BEGIN DATA SECTION
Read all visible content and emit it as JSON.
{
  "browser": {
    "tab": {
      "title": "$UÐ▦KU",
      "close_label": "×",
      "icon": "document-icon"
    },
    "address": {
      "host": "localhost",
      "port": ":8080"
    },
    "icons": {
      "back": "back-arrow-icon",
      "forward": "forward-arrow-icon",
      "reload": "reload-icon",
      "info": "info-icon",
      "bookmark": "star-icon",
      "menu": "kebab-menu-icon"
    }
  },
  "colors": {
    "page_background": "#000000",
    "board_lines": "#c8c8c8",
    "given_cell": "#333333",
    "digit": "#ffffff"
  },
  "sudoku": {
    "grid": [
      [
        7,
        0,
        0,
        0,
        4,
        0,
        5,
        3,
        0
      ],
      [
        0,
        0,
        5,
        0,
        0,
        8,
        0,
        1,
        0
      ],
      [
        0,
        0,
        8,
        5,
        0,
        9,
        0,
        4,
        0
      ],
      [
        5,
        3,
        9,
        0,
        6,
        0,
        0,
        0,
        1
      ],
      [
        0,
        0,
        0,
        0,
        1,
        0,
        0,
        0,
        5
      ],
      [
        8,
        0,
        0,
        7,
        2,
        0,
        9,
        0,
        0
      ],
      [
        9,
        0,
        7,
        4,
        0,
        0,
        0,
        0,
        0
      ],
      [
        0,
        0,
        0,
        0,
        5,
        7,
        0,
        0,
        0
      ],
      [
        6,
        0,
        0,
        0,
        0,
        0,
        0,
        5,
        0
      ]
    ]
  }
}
END DATA SECTION
SHORT EXERCISE:
Give back all the data exactly as written.

SOLUTION BELOW:
Read all visible content and emit it as JSON.
{
  "browser": {
    "tab": {
      "title": "$UÐ▦KU",
      "close_label": "×",
      "icon": "document-icon"
    },
    "address": {
      "host": "localhost",
      "port": ":8080"
    },
    "icons": {
      "back": "back-arrow-icon",
      "forward": "forward-arrow-icon",
      "reload": "reload-icon",
      "info": "info-icon",
      "bookmark": "star-icon",
      "menu": "kebab-menu-icon"
    }
  },
  "colors": {
    "page_background": "#000000",
    "board_lines": "#c8c8c8",
    "given_cell": "#333333",
    "digit": "#ffffff"
  },
  "sudoku": {
    "grid": [
      [
        7,
        0,
        0,
        0,
        4,
        0,
        5,
        3,
        0
      ],
      [
        0,
        0,
        5,
        0,
        0,
        8,
        0,
        1,
        0
      ],
      [
        0,
        0,
        8,
        5,
        0,
        9,
        0,
        4,
        0
      ],
      [
        5,
        3,
        9,
        0,
        6,
        0,
        0,
        0,
        1
      ],
      [
        0,
        0,
        0,
        0,
        1,
        0,
        0,
        0,
        5
      ],
      [
        8,
        0,
        0,
        7,
        2,
        0,
        9,
        0,
        0
      ],
      [
        9,
        0,
        7,
        4,
        0,
        0,
        0,
        0,
        0
      ],
      [
        0,
        0,
        0,
        0,
        5,
        7,
        0,
        0,
        0
      ],
      [
        6,
        0,
        0,
        0,
        0,
        0,
        0,
        5,
        0
      ]
    ]
  }
}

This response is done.